┌─ Information shown

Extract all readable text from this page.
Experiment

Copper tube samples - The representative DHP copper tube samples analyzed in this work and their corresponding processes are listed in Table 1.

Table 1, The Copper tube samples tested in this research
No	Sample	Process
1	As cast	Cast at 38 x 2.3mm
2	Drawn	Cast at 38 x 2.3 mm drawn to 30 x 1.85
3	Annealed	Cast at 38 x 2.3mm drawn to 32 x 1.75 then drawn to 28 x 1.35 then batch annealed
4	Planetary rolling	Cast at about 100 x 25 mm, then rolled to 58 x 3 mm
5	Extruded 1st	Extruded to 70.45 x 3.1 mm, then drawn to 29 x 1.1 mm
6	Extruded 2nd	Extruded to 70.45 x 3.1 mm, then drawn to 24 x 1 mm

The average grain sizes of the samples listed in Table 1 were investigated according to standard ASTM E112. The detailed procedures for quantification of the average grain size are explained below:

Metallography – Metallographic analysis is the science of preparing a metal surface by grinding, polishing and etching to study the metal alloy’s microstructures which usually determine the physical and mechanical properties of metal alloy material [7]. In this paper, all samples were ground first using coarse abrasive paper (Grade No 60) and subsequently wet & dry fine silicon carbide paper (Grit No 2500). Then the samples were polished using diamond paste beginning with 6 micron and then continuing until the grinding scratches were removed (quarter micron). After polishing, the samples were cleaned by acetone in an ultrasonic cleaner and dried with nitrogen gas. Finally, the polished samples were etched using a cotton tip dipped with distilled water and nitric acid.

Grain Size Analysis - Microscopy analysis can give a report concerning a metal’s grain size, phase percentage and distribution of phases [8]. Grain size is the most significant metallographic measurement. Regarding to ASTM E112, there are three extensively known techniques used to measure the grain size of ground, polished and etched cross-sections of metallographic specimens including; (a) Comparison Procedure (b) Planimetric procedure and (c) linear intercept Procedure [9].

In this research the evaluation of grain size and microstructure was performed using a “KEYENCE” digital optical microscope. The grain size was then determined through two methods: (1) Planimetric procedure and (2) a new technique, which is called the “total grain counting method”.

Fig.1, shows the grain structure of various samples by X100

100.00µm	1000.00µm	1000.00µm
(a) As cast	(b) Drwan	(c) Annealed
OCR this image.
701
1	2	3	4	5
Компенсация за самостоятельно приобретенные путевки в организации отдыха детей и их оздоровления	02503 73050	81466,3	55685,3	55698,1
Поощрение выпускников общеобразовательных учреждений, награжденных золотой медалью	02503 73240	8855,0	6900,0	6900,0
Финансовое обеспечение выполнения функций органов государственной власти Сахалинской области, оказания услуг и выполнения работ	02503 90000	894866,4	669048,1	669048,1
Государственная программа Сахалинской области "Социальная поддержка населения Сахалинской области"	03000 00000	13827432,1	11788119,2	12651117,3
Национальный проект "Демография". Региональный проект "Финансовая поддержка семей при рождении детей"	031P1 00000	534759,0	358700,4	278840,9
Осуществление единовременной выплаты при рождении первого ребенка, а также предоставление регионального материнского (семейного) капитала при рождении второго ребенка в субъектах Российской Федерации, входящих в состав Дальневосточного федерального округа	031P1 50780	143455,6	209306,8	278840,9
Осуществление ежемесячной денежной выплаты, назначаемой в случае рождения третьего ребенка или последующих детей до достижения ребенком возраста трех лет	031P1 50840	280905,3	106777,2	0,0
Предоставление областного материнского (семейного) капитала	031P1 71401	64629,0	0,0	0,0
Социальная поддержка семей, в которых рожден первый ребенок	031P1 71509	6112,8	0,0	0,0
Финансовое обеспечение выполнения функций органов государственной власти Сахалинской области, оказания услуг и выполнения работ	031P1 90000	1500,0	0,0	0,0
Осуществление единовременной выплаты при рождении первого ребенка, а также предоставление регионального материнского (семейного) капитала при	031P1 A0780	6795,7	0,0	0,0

└─

What needs to be done:
Every entry must be quoted exactly as it appears above.

Solution:
Extract all readable text from this page.
Experiment

Copper tube samples - The representative DHP copper tube samples analyzed in this work and their corresponding processes are listed in Table 1.

Table 1, The Copper tube samples tested in this research
No	Sample	Process
1	As cast	Cast at 38 x 2.3mm
2	Drawn	Cast at 38 x 2.3 mm drawn to 30 x 1.85
3	Annealed	Cast at 38 x 2.3mm drawn to 32 x 1.75 then drawn to 28 x 1.35 then batch annealed
4	Planetary rolling	Cast at about 100 x 25 mm, then rolled to 58 x 3 mm
5	Extruded 1st	Extruded to 70.45 x 3.1 mm, then drawn to 29 x 1.1 mm
6	Extruded 2nd	Extruded to 70.45 x 3.1 mm, then drawn to 24 x 1 mm

The average grain sizes of the samples listed in Table 1 were investigated according to standard ASTM E112. The detailed procedures for quantification of the average grain size are explained below:

Metallography – Metallographic analysis is the science of preparing a metal surface by grinding, polishing and etching to study the metal alloy’s microstructures which usually determine the physical and mechanical properties of metal alloy material [7]. In this paper, all samples were ground first using coarse abrasive paper (Grade No 60) and subsequently wet & dry fine silicon carbide paper (Grit No 2500). Then the samples were polished using diamond paste beginning with 6 micron and then continuing until the grinding scratches were removed (quarter micron). After polishing, the samples were cleaned by acetone in an ultrasonic cleaner and dried with nitrogen gas. Finally, the polished samples were etched using a cotton tip dipped with distilled water and nitric acid.

Grain Size Analysis - Microscopy analysis can give a report concerning a metal’s grain size, phase percentage and distribution of phases [8]. Grain size is the most significant metallographic measurement. Regarding to ASTM E112, there are three extensively known techniques used to measure the grain size of ground, polished and etched cross-sections of metallographic specimens including; (a) Comparison Procedure (b) Planimetric procedure and (c) linear intercept Procedure [9].

In this research the evaluation of grain size and microstructure was performed using a “KEYENCE” digital optical microscope. The grain size was then determined through two methods: (1) Planimetric procedure and (2) a new technique, which is called the “total grain counting method”.

Fig.1, shows the grain structure of various samples by X100

100.00µm	1000.00µm	1000.00µm
(a) As cast	(b) Drwan	(c) Annealed
OCR this image.
701
1	2	3	4	5
Компенсация за самостоятельно приобретенные путевки в организации отдыха детей и их оздоровления	02503 73050	81466,3	55685,3	55698,1
Поощрение выпускников общеобразовательных учреждений, награжденных золотой медалью	02503 73240	8855,0	6900,0	6900,0
Финансовое обеспечение выполнения функций органов государственной власти Сахалинской области, оказания услуг и выполнения работ	02503 90000	894866,4	669048,1	669048,1
Государственная программа Сахалинской области "Социальная поддержка населения Сахалинской области"	03000 00000	13827432,1	11788119,2	12651117,3
Национальный проект "Демография". Региональный проект "Финансовая поддержка семей при рождении детей"	031P1 00000	534759,0	358700,4	278840,9
Осуществление единовременной выплаты при рождении первого ребенка, а также предоставление регионального материнского (семейного) капитала при рождении второго ребенка в субъектах Российской Федерации, входящих в состав Дальневосточного федерального округа	031P1 50780	143455,6	209306,8	278840,9
Осуществление ежемесячной денежной выплаты, назначаемой в случае рождения третьего ребенка или последующих детей до достижения ребенком возраста трех лет	031P1 50840	280905,3	106777,2	0,0
Предоставление областного материнского (семейного) капитала	031P1 71401	64629,0	0,0	0,0
Социальная поддержка семей, в которых рожден первый ребенок	031P1 71509	6112,8	0,0	0,0
Финансовое обеспечение выполнения функций органов государственной власти Сахалинской области, оказания услуг и выполнения работ	031P1 90000	1500,0	0,0	0,0
Осуществление единовременной выплаты при рождении первого ребенка, а также предоставление регионального материнского (семейного) капитала при	031P1 A0780	6795,7	0,0	0,0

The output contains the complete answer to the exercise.